**Task objective:**
Quote, without change, all of the lines that follow.

**Material supplied:**
* * * * * * * * *
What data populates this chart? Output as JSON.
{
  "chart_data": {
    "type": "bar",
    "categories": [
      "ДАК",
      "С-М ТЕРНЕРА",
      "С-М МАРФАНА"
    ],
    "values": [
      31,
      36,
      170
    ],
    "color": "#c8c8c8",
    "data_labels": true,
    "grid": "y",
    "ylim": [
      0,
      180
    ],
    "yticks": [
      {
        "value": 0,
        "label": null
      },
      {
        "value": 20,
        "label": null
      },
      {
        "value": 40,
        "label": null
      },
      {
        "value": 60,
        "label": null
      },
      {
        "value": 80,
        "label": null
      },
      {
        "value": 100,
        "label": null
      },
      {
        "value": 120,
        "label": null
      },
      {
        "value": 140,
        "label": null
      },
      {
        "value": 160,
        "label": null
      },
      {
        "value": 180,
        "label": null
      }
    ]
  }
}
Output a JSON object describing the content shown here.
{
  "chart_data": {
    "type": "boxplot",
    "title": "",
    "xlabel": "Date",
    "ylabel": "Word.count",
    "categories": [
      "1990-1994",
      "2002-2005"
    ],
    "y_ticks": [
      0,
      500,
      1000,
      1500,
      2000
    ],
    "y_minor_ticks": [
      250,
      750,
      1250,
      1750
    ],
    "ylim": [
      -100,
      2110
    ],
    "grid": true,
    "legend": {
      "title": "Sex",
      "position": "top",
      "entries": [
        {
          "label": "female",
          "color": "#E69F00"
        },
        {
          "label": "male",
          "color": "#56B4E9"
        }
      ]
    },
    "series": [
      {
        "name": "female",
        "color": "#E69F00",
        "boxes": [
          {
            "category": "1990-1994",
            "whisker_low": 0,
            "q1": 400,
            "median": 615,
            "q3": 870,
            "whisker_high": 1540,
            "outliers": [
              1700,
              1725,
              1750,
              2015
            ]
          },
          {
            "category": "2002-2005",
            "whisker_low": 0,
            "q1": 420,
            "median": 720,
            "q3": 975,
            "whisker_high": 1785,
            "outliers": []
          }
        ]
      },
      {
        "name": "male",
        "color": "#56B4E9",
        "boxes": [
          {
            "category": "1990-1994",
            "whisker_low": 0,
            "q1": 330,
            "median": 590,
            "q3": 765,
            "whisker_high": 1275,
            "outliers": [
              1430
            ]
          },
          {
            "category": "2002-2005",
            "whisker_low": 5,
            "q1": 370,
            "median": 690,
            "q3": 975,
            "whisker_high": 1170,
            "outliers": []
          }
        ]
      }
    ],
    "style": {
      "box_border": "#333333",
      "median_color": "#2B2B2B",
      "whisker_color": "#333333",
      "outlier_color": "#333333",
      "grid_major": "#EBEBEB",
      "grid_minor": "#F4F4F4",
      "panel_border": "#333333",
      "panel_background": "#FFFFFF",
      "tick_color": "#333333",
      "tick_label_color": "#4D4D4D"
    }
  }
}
* * * * * * * * *
**Exercise result:**
What data populates this chart? Output as JSON.
{
  "chart_data": {
    "type": "bar",
    "categories": [
      "ДАК",
      "С-М ТЕРНЕРА",
      "С-М МАРФАНА"
    ],
    "values": [
      31,
      36,
      170
    ],
    "color": "#c8c8c8",
    "data_labels": true,
    "grid": "y",
    "ylim": [
      0,
      180
    ],
    "yticks": [
      {
        "value": 0,
        "label": null
      },
      {
        "value": 20,
        "label": null
      },
      {
        "value": 40,
        "label": null
      },
      {
        "value": 60,
        "label": null
      },
      {
        "value": 80,
        "label": null
      },
      {
        "value": 100,
        "label": null
      },
      {
        "value": 120,
        "label": null
      },
      {
        "value": 140,
        "label": null
      },
      {
        "value": 160,
        "label": null
      },
      {
        "value": 180,
        "label": null
      }
    ]
  }
}
Output a JSON object describing the content shown here.
{
  "chart_data": {
    "type": "boxplot",
    "title": "",
    "xlabel": "Date",
    "ylabel": "Word.count",
    "categories": [
      "1990-1994",
      "2002-2005"
    ],
    "y_ticks": [
      0,
      500,
      1000,
      1500,
      2000
    ],
    "y_minor_ticks": [
      250,
      750,
      1250,
      1750
    ],
    "ylim": [
      -100,
      2110
    ],
    "grid": true,
    "legend": {
      "title": "Sex",
      "position": "top",
      "entries": [
        {
          "label": "female",
          "color": "#E69F00"
        },
        {
          "label": "male",
          "color": "#56B4E9"
        }
      ]
    },
    "series": [
      {
        "name": "female",
        "color": "#E69F00",
        "boxes": [
          {
            "category": "1990-1994",
            "whisker_low": 0,
            "q1": 400,
            "median": 615,
            "q3": 870,
            "whisker_high": 1540,
            "outliers": [
              1700,
              1725,
              1750,
              2015
            ]
          },
          {
            "category": "2002-2005",
            "whisker_low": 0,
            "q1": 420,
            "median": 720,
            "q3": 975,
            "whisker_high": 1785,
            "outliers": []
          }
        ]
      },
      {
        "name": "male",
        "color": "#56B4E9",
        "boxes": [
          {
            "category": "1990-1994",
            "whisker_low": 0,
            "q1": 330,
            "median": 590,
            "q3": 765,
            "whisker_high": 1275,
            "outliers": [
              1430
            ]
          },
          {
            "category": "2002-2005",
            "whisker_low": 5,
            "q1": 370,
            "median": 690,
            "q3": 975,
            "whisker_high": 1170,
            "outliers": []
          }
        ]
      }
    ],
    "style": {
      "box_border": "#333333",
      "median_color": "#2B2B2B",
      "whisker_color": "#333333",
      "outlier_color": "#333333",
      "grid_major": "#EBEBEB",
      "grid_minor": "#F4F4F4",
      "panel_border": "#333333",
      "panel_background": "#FFFFFF",
      "tick_color": "#333333",
      "tick_label_color": "#4D4D4D"
    }
  }
}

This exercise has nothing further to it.